- WORK ITEM A -
In the post about a possible periodic fever syndrome, how many genes does the genetic testing check for mutations?
- WORK ITEM B -
Extract the post's wording exactly, from "The results of" to "guess we’ll see.".

BEGIN EXCERPT

Dr. M thinks I “may” have what is called a “Periodic Fever Syndrome.” My head is literally about to explode with all the new jargon and acronyms. TRAPS, HIDS, TNF... WTF! Ahhhh.
The results of the genetic testing (7 genes are tested for mutations) for this syndrome may take a couple of MONTHS. Ugh. More blood tests, more waiting. However, I’ve been reading a bit online about periodic fever syndromes and I don’t really think I match up with a lot of the symptoms. But I guess we’ll see.
Dr. M did some regular blood tests today too – some of which are still pending but some are already back - my hemoglobin is 11.3 (never been this low before!) and my hematocrit is 34.3 (low). Ugh.
Anyway, Dr. M says that there are 3 possible scenarios:
1. My fevers are due to the smoldering myeloma/MGUS
2. I could have a periodic fever syndrome AND smoldering myeloma/MGUS – two separate entities
3. The periodic fever syndrome is primary and is CAUSING the smoldering myeloma/MGUS. In his words it would no longer be "monoclonal gammopathy of UNCERTAIN signficance" but "monoclonal gammopthy of KNOWN significance."

END EXCERPT
BEGIN RECORDS SUPPLIED

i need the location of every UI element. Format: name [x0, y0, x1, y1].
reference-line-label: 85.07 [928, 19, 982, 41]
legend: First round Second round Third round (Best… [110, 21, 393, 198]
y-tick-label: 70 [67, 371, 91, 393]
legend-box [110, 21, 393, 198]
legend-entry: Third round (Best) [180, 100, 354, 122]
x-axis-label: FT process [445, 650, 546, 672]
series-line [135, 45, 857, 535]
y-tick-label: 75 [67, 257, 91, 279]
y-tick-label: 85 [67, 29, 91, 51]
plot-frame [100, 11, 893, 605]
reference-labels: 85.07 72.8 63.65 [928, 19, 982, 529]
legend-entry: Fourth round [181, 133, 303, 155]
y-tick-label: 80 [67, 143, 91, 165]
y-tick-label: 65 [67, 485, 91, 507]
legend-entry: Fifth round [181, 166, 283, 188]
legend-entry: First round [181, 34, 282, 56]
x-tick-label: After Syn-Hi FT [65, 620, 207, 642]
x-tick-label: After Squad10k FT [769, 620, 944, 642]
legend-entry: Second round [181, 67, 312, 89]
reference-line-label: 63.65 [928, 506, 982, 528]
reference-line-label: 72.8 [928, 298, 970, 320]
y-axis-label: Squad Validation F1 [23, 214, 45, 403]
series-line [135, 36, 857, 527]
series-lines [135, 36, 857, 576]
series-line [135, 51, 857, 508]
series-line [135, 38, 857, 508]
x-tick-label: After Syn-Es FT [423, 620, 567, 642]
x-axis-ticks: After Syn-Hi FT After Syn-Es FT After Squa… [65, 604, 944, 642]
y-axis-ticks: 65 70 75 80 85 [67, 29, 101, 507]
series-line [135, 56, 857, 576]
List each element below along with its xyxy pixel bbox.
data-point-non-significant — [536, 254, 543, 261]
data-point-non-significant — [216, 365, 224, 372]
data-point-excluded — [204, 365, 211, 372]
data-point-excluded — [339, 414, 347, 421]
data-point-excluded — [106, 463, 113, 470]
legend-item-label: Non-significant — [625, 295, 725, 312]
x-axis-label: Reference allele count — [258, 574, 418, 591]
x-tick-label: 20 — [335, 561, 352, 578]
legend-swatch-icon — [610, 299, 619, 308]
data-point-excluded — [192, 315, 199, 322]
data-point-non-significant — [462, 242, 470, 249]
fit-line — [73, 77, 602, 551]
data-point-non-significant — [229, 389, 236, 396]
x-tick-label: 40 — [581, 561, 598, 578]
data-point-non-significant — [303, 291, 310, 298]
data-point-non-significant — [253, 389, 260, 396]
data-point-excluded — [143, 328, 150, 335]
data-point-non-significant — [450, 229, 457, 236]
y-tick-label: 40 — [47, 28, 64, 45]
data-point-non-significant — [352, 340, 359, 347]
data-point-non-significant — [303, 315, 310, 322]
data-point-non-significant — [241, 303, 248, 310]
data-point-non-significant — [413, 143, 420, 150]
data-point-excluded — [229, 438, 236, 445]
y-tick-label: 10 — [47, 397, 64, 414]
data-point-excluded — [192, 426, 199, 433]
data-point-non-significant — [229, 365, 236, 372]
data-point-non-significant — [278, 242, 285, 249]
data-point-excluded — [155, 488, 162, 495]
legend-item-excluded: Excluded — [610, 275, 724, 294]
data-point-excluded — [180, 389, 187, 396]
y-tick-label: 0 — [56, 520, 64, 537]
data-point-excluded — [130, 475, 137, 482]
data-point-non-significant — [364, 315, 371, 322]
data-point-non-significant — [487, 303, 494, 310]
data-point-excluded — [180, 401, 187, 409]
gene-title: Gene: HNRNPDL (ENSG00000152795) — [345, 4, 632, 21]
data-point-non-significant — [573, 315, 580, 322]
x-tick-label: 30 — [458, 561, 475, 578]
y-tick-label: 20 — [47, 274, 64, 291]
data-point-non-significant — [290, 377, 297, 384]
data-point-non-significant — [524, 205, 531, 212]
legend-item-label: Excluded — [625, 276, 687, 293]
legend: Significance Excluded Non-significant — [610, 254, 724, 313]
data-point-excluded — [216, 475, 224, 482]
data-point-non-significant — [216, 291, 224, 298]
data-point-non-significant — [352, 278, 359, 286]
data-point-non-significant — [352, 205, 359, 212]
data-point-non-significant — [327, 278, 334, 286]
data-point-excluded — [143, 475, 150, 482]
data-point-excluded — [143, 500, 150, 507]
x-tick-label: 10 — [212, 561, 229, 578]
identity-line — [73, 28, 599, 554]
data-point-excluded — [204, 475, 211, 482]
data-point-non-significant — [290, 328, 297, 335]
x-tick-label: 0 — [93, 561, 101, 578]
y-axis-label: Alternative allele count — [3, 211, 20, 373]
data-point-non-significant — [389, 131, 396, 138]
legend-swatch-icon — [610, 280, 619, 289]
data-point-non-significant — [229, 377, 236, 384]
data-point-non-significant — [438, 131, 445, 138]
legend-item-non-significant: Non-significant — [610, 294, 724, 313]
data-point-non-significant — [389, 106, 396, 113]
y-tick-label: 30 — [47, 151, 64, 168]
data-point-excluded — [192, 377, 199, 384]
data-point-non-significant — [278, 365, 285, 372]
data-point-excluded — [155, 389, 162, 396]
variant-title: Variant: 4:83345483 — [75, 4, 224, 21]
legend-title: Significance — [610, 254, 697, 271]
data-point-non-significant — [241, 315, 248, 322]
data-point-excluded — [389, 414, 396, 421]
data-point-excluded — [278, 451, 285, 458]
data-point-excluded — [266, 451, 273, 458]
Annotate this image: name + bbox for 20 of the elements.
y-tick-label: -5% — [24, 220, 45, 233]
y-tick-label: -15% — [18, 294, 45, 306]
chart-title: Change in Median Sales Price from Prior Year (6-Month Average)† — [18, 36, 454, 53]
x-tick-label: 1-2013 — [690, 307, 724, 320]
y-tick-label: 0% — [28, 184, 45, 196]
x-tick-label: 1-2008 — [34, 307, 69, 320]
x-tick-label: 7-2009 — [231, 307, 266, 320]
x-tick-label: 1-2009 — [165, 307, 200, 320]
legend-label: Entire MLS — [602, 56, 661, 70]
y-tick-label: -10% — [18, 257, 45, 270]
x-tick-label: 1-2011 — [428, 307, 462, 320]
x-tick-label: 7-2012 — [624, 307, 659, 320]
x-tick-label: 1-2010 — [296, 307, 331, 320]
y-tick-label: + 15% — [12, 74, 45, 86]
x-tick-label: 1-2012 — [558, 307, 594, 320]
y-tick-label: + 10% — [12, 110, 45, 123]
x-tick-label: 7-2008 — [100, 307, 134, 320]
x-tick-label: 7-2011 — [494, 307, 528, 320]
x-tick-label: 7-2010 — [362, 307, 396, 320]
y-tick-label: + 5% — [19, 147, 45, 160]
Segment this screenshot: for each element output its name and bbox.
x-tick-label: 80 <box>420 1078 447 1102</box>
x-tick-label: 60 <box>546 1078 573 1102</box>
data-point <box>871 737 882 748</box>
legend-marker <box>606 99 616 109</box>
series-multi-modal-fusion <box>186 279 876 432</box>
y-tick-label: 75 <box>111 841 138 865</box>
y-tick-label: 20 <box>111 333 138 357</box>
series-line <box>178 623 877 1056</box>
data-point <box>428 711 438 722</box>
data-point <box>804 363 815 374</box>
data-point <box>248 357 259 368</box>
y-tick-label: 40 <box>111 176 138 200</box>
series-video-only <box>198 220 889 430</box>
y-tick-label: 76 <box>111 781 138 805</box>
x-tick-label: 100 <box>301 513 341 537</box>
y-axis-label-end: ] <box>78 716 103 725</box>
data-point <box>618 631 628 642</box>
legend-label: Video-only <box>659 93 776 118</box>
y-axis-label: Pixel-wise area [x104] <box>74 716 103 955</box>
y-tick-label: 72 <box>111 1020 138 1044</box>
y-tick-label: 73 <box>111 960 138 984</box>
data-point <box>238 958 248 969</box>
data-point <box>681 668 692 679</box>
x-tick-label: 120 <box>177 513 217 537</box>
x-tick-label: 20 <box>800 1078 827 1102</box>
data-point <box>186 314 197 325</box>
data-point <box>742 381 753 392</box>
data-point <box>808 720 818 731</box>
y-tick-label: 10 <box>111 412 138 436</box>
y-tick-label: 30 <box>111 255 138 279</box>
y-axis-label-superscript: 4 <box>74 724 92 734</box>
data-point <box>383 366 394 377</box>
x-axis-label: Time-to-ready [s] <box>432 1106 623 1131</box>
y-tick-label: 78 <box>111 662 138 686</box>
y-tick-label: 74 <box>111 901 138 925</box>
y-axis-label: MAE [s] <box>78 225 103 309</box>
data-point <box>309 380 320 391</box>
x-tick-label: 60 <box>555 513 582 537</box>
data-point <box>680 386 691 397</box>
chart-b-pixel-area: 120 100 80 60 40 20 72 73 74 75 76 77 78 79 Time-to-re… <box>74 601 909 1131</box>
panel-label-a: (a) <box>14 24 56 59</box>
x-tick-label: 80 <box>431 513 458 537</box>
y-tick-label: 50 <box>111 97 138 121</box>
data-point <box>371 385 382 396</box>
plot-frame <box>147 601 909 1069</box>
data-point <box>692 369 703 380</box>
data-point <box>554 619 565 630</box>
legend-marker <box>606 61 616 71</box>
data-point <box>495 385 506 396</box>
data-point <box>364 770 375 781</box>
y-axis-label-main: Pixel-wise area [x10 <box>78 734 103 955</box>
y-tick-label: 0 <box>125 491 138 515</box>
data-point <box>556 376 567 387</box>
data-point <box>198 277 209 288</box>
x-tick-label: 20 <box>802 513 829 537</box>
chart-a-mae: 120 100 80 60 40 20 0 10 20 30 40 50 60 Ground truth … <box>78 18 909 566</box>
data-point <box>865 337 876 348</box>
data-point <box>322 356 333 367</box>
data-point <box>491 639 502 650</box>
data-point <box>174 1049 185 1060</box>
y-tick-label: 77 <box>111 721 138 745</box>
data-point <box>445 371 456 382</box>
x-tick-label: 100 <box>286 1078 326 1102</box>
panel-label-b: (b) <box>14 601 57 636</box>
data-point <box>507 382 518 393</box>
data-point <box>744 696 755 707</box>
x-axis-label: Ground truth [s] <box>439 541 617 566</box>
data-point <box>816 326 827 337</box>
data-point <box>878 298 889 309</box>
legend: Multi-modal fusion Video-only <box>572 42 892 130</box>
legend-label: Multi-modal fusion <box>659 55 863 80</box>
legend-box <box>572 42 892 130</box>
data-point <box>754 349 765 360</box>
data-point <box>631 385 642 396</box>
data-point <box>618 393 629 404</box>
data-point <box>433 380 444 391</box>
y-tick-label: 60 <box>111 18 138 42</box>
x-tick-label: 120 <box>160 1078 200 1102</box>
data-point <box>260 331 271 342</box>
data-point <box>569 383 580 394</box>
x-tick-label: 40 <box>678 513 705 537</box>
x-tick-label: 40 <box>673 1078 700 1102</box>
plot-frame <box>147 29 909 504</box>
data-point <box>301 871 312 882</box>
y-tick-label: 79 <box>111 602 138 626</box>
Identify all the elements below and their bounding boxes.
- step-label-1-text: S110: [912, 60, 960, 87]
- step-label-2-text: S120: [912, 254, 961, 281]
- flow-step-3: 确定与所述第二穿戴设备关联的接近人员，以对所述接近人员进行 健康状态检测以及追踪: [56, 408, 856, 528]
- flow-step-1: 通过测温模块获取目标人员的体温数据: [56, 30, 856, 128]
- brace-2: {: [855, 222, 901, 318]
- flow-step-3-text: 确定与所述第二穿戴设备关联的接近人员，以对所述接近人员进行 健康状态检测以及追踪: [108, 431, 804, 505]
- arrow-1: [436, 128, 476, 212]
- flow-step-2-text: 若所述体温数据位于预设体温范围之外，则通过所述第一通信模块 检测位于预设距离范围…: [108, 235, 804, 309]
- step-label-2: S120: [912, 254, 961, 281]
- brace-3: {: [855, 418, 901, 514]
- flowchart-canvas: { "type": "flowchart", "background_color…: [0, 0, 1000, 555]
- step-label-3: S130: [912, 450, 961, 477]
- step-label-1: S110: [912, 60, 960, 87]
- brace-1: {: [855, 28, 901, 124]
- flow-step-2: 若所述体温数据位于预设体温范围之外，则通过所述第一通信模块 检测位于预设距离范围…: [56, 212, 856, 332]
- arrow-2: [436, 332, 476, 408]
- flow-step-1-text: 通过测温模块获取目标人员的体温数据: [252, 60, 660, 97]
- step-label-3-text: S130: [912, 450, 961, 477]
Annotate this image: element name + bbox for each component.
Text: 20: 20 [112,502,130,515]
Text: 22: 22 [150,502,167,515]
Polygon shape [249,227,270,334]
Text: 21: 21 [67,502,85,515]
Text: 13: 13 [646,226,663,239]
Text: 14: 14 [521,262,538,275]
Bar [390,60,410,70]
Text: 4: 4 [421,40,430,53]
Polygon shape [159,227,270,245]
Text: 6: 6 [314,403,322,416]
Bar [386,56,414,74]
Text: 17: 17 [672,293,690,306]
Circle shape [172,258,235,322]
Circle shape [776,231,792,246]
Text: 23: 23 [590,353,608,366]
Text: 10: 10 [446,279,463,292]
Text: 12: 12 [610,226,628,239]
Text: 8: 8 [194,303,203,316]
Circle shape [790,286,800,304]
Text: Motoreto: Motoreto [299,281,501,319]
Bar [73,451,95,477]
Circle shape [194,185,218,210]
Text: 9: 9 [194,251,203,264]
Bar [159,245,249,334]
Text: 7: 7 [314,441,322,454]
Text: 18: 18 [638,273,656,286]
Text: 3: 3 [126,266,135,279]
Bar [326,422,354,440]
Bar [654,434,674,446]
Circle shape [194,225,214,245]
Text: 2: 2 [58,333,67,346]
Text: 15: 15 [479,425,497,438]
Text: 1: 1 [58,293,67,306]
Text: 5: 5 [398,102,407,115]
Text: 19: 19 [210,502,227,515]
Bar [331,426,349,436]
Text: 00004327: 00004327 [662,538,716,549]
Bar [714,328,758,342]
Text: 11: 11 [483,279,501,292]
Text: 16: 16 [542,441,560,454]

END RECORDS SUPPLIED

- ANSWER SECTION A -
Seven genes.

- ANSWER SECTION B -
The results of the genetic testing (7 genes are tested for mutations) for this syndrome may take a couple of MONTHS. Ugh. More blood tests, more waiting. However, I’ve been reading a bit online about periodic fever syndromes and I don’t really think I match up with a lot of the symptoms. But I guess we’ll see.